> [Given task] Repeat the entries below exactly as they appear, with no pictures.
-- begin Data section --
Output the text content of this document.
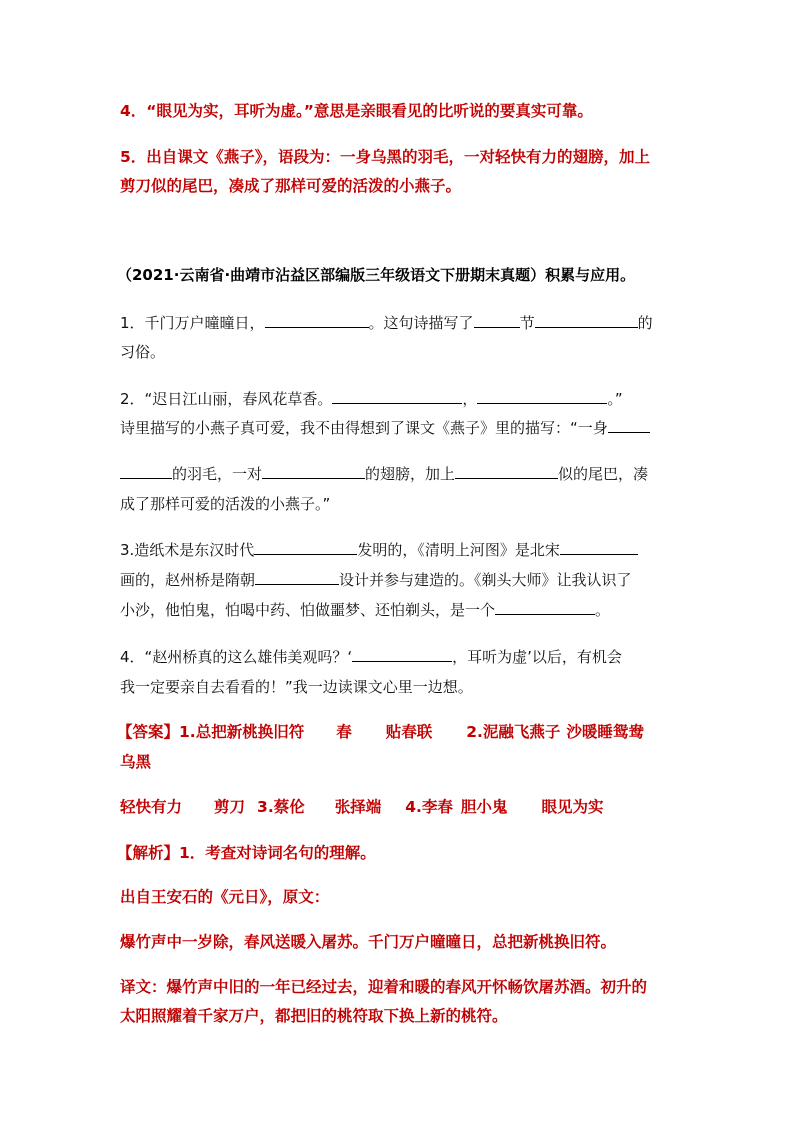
4．“眼见为实，耳听为虚。”意思是亲眼看见的比听说的要真实可靠。
5．出自课文《燕子》，语段为：一身乌黑的羽毛，一对轻快有力的翅膀，加上
剪刀似的尾巴，凑成了那样可爱的活泼的小燕子。
（2021·云南省·曲靖市沾益区部编版三年级语文下册期末真题）积累与应用。
1．千门万户曈曈日，	。这句诗描写了	节	的
习俗。
2．“迟日江山丽，春风花草香。	，	。”
诗里描写的小燕子真可爱，我不由得想到了课文《燕子》里的描写：“一身
的羽毛，一对	的翅膀，加上	似的尾巴，凑
成了那样可爱的活泼的小燕子。”
3.造纸术是东汉时代	发明的，《清明上河图》是北宋
画的，赵州桥是隋朝	设计并参与建造的。《剃头大师》让我认识了
小沙，他怕鬼，怕喝中药、怕做噩梦、还怕剃头，是一个	。
4．“赵州桥真的这么雄伟美观吗？‘	，耳听为虚’以后，有机会
我一定要亲自去看看的！”我一边读课文心里一边想。
【答案】1.总把新桃换旧符 春 贴春联 2.泥融飞燕子 沙暖睡鸳鸯
乌黑
轻快有力 剪刀 3.蔡伦 张择端 4.李春 胆小鬼 眼见为实
【解析】1．考查对诗词名句的理解。
出自王安石的《元日》，原文：
爆竹声中一岁除，春风送暖入屠苏。千门万户曈曈日，总把新桃换旧符。
译文：爆竹声中旧的一年已经过去，迎着和暖的春风开怀畅饮屠苏酒。初升的
太阳照耀着千家万户，都把旧的桃符取下换上新的桃符。
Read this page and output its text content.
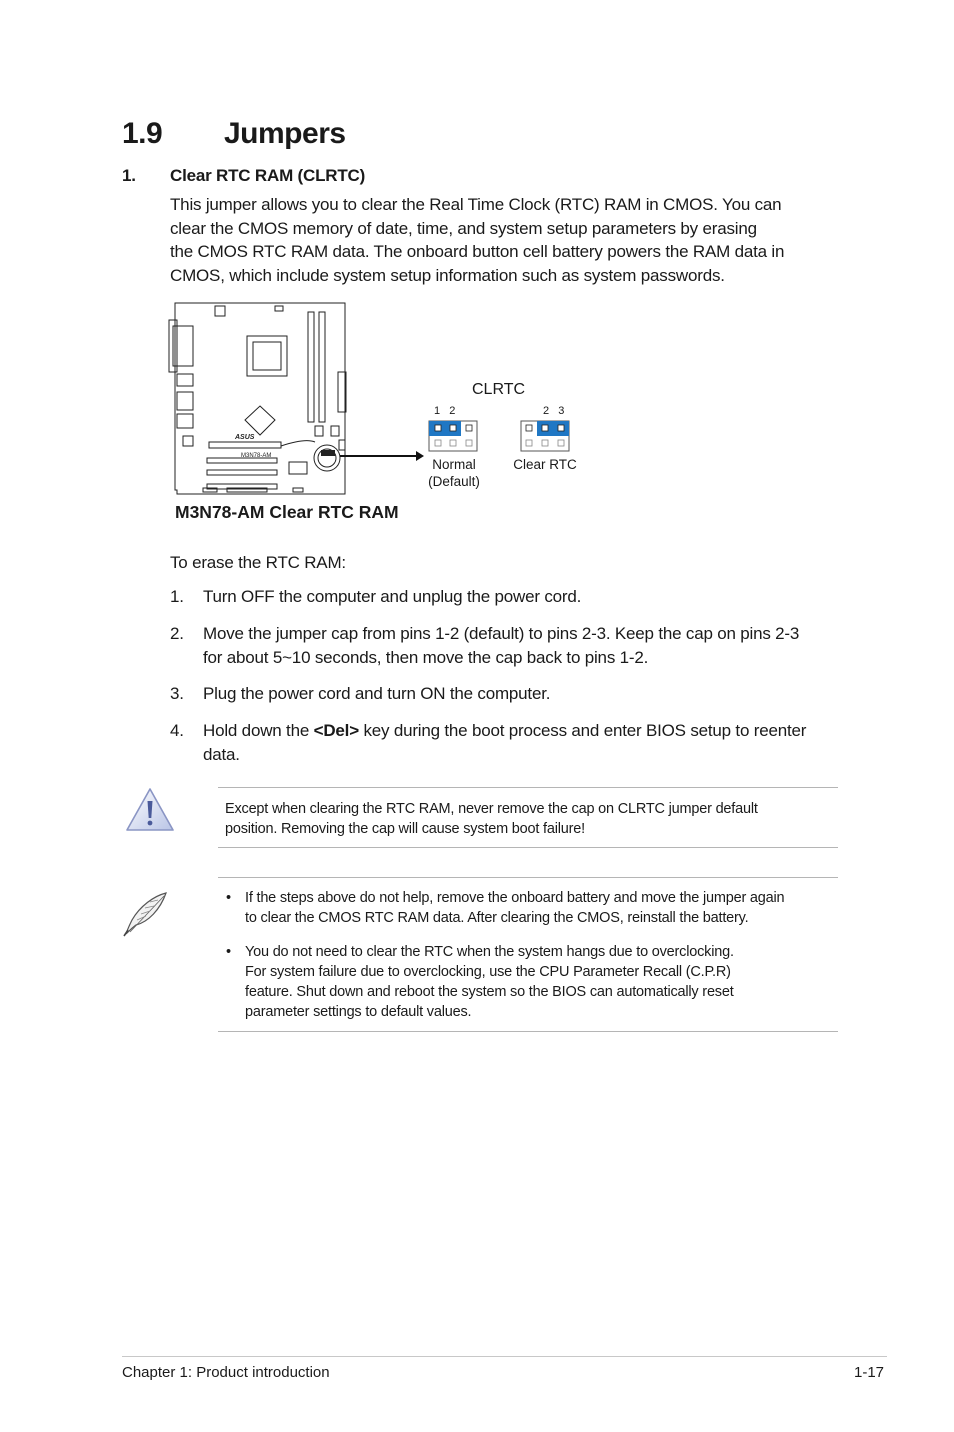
1.9 Jumpers
1. Clear RTC RAM (CLRTC)
This jumper allows you to clear the Real Time Clock (RTC) RAM in CMOS. You can
clear the CMOS memory of date, time, and system setup parameters by erasing
the CMOS RTC RAM data. The onboard button cell battery powers the RAM data in
CMOS, which include system setup information such as system passwords.
ASUS
M3N78-AM
CLRTC
1   2
Normal
(Default)
2   3
Clear RTC
M3N78-AM Clear RTC RAM
To erase the RTC RAM:
1. Turn OFF the computer and unplug the power cord.
2. Move the jumper cap from pins 1-2 (default) to pins 2-3. Keep the cap on pins 2-3
for about 5~10 seconds, then move the cap back to pins 1-2.
3. Plug the power cord and turn ON the computer.
4. Hold down the <Del> key during the boot process and enter BIOS setup to reenter
data.
Except when clearing the RTC RAM, never remove the cap on CLRTC jumper default
position. Removing the cap will cause system boot failure!
• If the steps above do not help, remove the onboard battery and move the jumper again
to clear the CMOS RTC RAM data. After clearing the CMOS, reinstall the battery.
• You do not need to clear the RTC when the system hangs due to overclocking.
For system failure due to overclocking, use the CPU Parameter Recall (C.P.R)
feature. Shut down and reboot the system so the BIOS can automatically reset
parameter settings to default values.
Chapter 1: Product introduction	1-17
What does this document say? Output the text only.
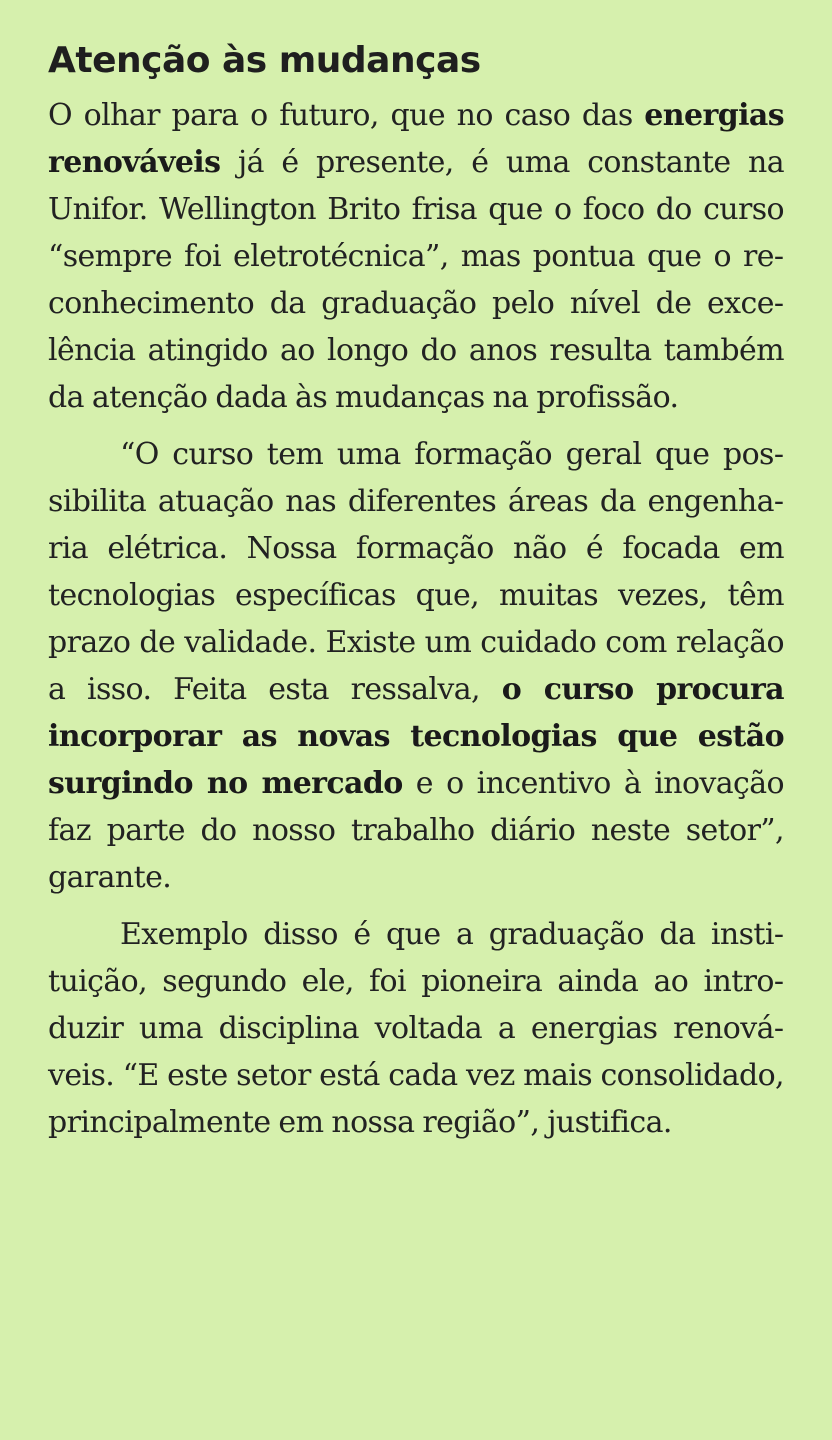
Atenção às mudanças

O olhar para o futuro, que no caso das energias renováveis já é presente, é uma constante na Unifor. Wellington Brito frisa que o foco do curso “sempre foi eletrotécnica”, mas pontua que o reconhecimento da graduação pelo nível de excelência atingido ao longo do anos resulta também da atenção dada às mudanças na profissão.

“O curso tem uma formação geral que possibilita atuação nas diferentes áreas da engenharia elétrica. Nossa formação não é focada em tecnologias específicas que, muitas vezes, têm prazo de validade. Existe um cuidado com relação a isso. Feita esta ressalva, o curso procura incorporar as novas tecnologias que estão surgindo no mercado e o incentivo à inovação faz parte do nosso trabalho diário neste setor”, garante.

Exemplo disso é que a graduação da instituição, segundo ele, foi pioneira ainda ao introduzir uma disciplina voltada a energias renováveis. “E este setor está cada vez mais consolidado, principalmente em nossa região”, justifica.
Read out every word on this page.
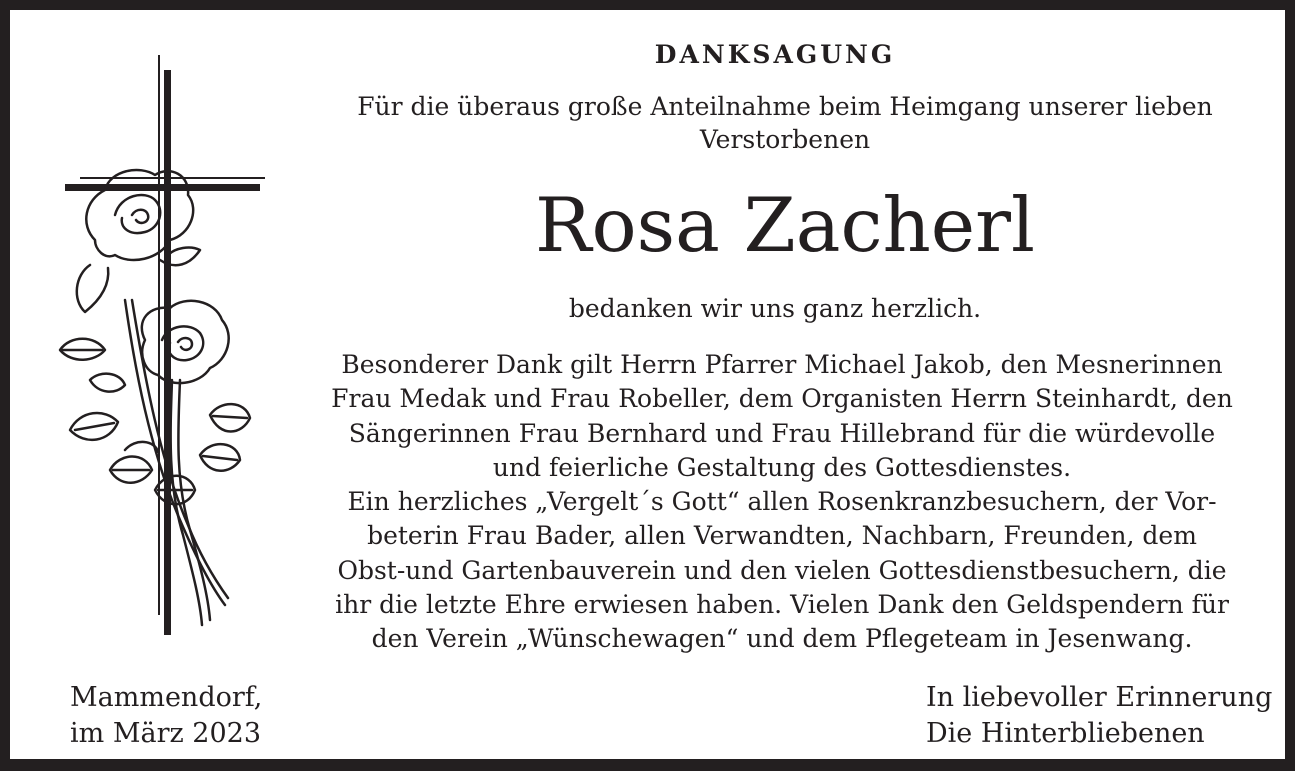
DANKSAGUNG
Für die überaus große Anteilnahme beim Heimgang unserer lieben
Verstorbenen
Rosa Zacherl
bedanken wir uns ganz herzlich.
Besonderer Dank gilt Herrn Pfarrer Michael Jakob, den Mesnerinnen
Frau Medak und Frau Robeller, dem Organisten Herrn Steinhardt, den
Sängerinnen Frau Bernhard und Frau Hillebrand für die würdevolle
und feierliche Gestaltung des Gottesdienstes.
Ein herzliches „Vergelt´s Gott“ allen Rosenkranzbesuchern, der Vor-
beterin Frau Bader, allen Verwandten, Nachbarn, Freunden, dem
Obst-und Gartenbauverein und den vielen Gottesdienstbesuchern, die
ihr die letzte Ehre erwiesen haben. Vielen Dank den Geldspendern für
den Verein „Wünschewagen“ und dem Pflegeteam in Jesenwang.
Mammendorf,
im März 2023
In liebevoller Erinnerung
Die Hinterbliebenen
-- end Data section --
> [Exercise output]
Output the text content of this document.
4．“眼见为实，耳听为虚。”意思是亲眼看见的比听说的要真实可靠。
5．出自课文《燕子》，语段为：一身乌黑的羽毛，一对轻快有力的翅膀，加上
剪刀似的尾巴，凑成了那样可爱的活泼的小燕子。
（2021·云南省·曲靖市沾益区部编版三年级语文下册期末真题）积累与应用。
1．千门万户曈曈日，	。这句诗描写了	节	的
习俗。
2．“迟日江山丽，春风花草香。	，	。”
诗里描写的小燕子真可爱，我不由得想到了课文《燕子》里的描写：“一身
的羽毛，一对	的翅膀，加上	似的尾巴，凑
成了那样可爱的活泼的小燕子。”
3.造纸术是东汉时代	发明的，《清明上河图》是北宋
画的，赵州桥是隋朝	设计并参与建造的。《剃头大师》让我认识了
小沙，他怕鬼，怕喝中药、怕做噩梦、还怕剃头，是一个	。
4．“赵州桥真的这么雄伟美观吗？‘	，耳听为虚’以后，有机会
我一定要亲自去看看的！”我一边读课文心里一边想。
【答案】1.总把新桃换旧符 春 贴春联 2.泥融飞燕子 沙暖睡鸳鸯
乌黑
轻快有力 剪刀 3.蔡伦 张择端 4.李春 胆小鬼 眼见为实
【解析】1．考查对诗词名句的理解。
出自王安石的《元日》，原文：
爆竹声中一岁除，春风送暖入屠苏。千门万户曈曈日，总把新桃换旧符。
译文：爆竹声中旧的一年已经过去，迎着和暖的春风开怀畅饮屠苏酒。初升的
太阳照耀着千家万户，都把旧的桃符取下换上新的桃符。
Read this page and output its text content.
1.9 Jumpers
1. Clear RTC RAM (CLRTC)
This jumper allows you to clear the Real Time Clock (RTC) RAM in CMOS. You can
clear the CMOS memory of date, time, and system setup parameters by erasing
the CMOS RTC RAM data. The onboard button cell battery powers the RAM data in
CMOS, which include system setup information such as system passwords.
ASUS
M3N78-AM
CLRTC
1   2
Normal
(Default)
2   3
Clear RTC
M3N78-AM Clear RTC RAM
To erase the RTC RAM:
1. Turn OFF the computer and unplug the power cord.
2. Move the jumper cap from pins 1-2 (default) to pins 2-3. Keep the cap on pins 2-3
for about 5~10 seconds, then move the cap back to pins 1-2.
3. Plug the power cord and turn ON the computer.
4. Hold down the <Del> key during the boot process and enter BIOS setup to reenter
data.
Except when clearing the RTC RAM, never remove the cap on CLRTC jumper default
position. Removing the cap will cause system boot failure!
• If the steps above do not help, remove the onboard battery and move the jumper again
to clear the CMOS RTC RAM data. After clearing the CMOS, reinstall the battery.
• You do not need to clear the RTC when the system hangs due to overclocking.
For system failure due to overclocking, use the CPU Parameter Recall (C.P.R)
feature. Shut down and reboot the system so the BIOS can automatically reset
parameter settings to default values.
Chapter 1: Product introduction	1-17
What does this document say? Output the text only.
Atenção às mudanças

O olhar para o futuro, que no caso das energias renováveis já é presente, é uma constante na Unifor. Wellington Brito frisa que o foco do curso “sempre foi eletrotécnica”, mas pontua que o reconhecimento da graduação pelo nível de excelência atingido ao longo do anos resulta também da atenção dada às mudanças na profissão.

“O curso tem uma formação geral que possibilita atuação nas diferentes áreas da engenharia elétrica. Nossa formação não é focada em tecnologias específicas que, muitas vezes, têm prazo de validade. Existe um cuidado com relação a isso. Feita esta ressalva, o curso procura incorporar as novas tecnologias que estão surgindo no mercado e o incentivo à inovação faz parte do nosso trabalho diário neste setor”, garante.

Exemplo disso é que a graduação da instituição, segundo ele, foi pioneira ainda ao introduzir uma disciplina voltada a energias renováveis. “E este setor está cada vez mais consolidado, principalmente em nossa região”, justifica.
Read out every word on this page.
DANKSAGUNG
Für die überaus große Anteilnahme beim Heimgang unserer lieben
Verstorbenen
Rosa Zacherl
bedanken wir uns ganz herzlich.
Besonderer Dank gilt Herrn Pfarrer Michael Jakob, den Mesnerinnen
Frau Medak und Frau Robeller, dem Organisten Herrn Steinhardt, den
Sängerinnen Frau Bernhard und Frau Hillebrand für die würdevolle
und feierliche Gestaltung des Gottesdienstes.
Ein herzliches „Vergelt´s Gott“ allen Rosenkranzbesuchern, der Vor-
beterin Frau Bader, allen Verwandten, Nachbarn, Freunden, dem
Obst-und Gartenbauverein und den vielen Gottesdienstbesuchern, die
ihr die letzte Ehre erwiesen haben. Vielen Dank den Geldspendern für
den Verein „Wünschewagen“ und dem Pflegeteam in Jesenwang.
Mammendorf,
im März 2023
In liebevoller Erinnerung
Die Hinterbliebenen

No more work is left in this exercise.